_WHAT IS EXPECTED_:
From the thread on classifying unlabeled neuron signals, copy word for word the stretch from "Best Answer" through "the redundant filters.".

_TEXT SECTION_:
# # # # #
I have some unlabeled 1D (i.e. time-domain) signals (real neuron measurements) that I would like to classify in 3 classes. I would like to use a ConvNet to do this. However, as far as I know, ConvNets are trained in a supervised fashion.
I've done some research and I've found this paper that I'm not completely sure I understand. Does it use an improved version of the k-means algorithm to find the filters that best extract the features for the inputs to be clustered? I don't understand why the ConvNet would be of use here, if we are just using k-means to cluster the data. I've also found this question, which I believe is related to my problem but I'm not quite sure if it applies directly.
In a nutshell, my question is: how could I use a CNN to classify unlabeled one-dimensional data?
Best Answer
In the first paper you mention, k-means is used to learn filter (convolutional) layers in the network. The difference between what they are doing and vanilla k-means clustering, is that in this case:
but this learns redundant filters, so they combine this with a kind of sparse dictionary encoding to eliminate the redundant filters.
# # # # #
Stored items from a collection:
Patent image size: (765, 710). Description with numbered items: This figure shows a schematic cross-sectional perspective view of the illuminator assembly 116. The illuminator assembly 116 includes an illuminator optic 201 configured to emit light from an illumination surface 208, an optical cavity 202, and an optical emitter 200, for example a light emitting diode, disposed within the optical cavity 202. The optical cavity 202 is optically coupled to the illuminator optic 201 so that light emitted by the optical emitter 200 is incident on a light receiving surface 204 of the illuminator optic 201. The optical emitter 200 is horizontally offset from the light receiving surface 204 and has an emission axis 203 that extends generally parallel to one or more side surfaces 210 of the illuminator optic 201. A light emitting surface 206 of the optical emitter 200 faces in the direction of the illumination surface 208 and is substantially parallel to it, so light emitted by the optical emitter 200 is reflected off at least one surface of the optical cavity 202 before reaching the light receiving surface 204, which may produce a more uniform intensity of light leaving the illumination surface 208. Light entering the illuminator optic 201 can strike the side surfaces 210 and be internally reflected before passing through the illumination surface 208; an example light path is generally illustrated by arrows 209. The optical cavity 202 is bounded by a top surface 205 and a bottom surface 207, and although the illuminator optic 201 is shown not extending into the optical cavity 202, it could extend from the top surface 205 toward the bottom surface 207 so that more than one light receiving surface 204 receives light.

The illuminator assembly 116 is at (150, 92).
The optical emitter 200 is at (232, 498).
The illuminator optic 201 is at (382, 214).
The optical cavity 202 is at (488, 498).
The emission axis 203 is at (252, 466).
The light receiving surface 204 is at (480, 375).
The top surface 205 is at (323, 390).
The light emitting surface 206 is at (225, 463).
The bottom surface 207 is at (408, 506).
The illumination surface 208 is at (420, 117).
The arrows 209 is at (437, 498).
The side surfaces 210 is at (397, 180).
# # # # #
_SOLUTION TO THE PROBLEM_:
Best Answer
In the first paper you mention, k-means is used to learn filter (convolutional) layers in the network. The difference between what they are doing and vanilla k-means clustering, is that in this case:
but this learns redundant filters, so they combine this with a kind of sparse dictionary encoding to eliminate the redundant filters.